Dataset extract –
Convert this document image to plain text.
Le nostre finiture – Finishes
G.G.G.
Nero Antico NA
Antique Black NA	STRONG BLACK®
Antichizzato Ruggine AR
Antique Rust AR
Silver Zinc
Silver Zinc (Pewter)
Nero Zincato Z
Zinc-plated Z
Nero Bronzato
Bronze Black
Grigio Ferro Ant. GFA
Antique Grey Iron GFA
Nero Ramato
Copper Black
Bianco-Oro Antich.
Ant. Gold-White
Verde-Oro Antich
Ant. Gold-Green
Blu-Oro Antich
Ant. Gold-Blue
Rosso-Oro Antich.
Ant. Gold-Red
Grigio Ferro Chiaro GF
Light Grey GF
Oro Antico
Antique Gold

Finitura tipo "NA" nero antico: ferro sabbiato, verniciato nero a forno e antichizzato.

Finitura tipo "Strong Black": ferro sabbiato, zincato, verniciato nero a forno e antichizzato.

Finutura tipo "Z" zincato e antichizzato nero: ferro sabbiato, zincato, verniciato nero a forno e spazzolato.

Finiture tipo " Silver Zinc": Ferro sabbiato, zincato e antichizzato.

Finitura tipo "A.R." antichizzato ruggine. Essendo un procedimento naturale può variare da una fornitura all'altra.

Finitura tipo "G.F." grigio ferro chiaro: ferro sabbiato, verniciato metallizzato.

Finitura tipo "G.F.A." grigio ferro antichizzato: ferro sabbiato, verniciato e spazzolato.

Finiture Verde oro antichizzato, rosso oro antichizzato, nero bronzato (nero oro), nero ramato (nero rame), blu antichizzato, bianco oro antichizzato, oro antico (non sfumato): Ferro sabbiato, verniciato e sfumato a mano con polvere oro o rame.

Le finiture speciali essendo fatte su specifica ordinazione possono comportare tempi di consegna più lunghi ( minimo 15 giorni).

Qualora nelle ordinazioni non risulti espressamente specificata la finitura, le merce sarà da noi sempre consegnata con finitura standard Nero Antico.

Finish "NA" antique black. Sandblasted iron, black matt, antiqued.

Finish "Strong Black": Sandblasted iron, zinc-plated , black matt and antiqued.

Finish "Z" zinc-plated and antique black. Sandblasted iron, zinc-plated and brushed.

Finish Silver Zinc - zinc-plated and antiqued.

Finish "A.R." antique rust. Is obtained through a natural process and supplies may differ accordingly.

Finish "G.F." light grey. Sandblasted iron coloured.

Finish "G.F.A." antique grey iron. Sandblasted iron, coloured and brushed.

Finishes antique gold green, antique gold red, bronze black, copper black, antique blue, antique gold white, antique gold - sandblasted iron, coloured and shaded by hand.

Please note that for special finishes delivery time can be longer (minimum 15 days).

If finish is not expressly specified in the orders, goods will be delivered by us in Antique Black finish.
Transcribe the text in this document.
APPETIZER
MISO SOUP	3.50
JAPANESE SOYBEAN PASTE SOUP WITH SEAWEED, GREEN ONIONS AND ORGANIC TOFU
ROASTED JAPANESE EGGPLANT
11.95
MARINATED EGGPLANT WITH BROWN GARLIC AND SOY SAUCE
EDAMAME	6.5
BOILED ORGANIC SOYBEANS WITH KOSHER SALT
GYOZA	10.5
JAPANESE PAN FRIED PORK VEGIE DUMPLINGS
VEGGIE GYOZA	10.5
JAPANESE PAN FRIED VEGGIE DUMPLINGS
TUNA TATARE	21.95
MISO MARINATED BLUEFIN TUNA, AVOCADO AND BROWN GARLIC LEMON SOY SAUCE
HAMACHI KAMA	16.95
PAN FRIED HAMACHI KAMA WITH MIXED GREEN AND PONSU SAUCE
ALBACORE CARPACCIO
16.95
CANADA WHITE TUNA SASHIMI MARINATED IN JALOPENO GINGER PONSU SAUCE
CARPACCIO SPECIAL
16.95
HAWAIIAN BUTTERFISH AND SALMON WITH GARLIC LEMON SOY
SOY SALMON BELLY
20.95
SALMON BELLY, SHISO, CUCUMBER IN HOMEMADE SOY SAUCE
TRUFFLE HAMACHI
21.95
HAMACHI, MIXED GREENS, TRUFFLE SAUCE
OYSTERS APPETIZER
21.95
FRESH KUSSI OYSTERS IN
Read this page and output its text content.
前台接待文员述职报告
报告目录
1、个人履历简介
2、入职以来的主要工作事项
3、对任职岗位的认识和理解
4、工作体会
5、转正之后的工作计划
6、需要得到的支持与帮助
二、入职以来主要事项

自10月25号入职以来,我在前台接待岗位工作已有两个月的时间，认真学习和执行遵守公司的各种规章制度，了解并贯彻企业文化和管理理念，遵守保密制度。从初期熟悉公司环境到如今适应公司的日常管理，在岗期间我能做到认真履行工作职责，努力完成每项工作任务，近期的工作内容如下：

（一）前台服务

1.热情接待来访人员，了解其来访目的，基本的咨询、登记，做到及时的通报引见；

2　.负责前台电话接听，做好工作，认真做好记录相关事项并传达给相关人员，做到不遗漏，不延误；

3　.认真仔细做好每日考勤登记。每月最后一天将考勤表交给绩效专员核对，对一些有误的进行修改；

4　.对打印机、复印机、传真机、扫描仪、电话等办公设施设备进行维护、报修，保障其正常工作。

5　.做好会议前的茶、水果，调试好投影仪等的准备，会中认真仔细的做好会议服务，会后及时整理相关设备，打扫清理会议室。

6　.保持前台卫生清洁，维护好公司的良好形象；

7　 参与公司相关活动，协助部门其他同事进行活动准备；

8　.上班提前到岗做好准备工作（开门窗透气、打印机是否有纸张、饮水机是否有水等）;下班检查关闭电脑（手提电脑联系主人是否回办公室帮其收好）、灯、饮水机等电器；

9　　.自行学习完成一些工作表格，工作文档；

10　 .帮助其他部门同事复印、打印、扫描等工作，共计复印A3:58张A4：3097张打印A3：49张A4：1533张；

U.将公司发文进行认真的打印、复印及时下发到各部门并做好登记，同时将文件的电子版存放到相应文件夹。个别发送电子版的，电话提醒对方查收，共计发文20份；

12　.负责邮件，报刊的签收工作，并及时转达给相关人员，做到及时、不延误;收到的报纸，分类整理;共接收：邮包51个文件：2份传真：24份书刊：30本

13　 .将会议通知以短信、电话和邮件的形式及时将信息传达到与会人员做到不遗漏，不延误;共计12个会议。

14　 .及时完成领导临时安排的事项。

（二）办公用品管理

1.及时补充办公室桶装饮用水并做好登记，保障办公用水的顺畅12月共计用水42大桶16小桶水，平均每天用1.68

Brief – Compute the number of lines above that contain the string "document". Reply with that value only.

Finished answer – 2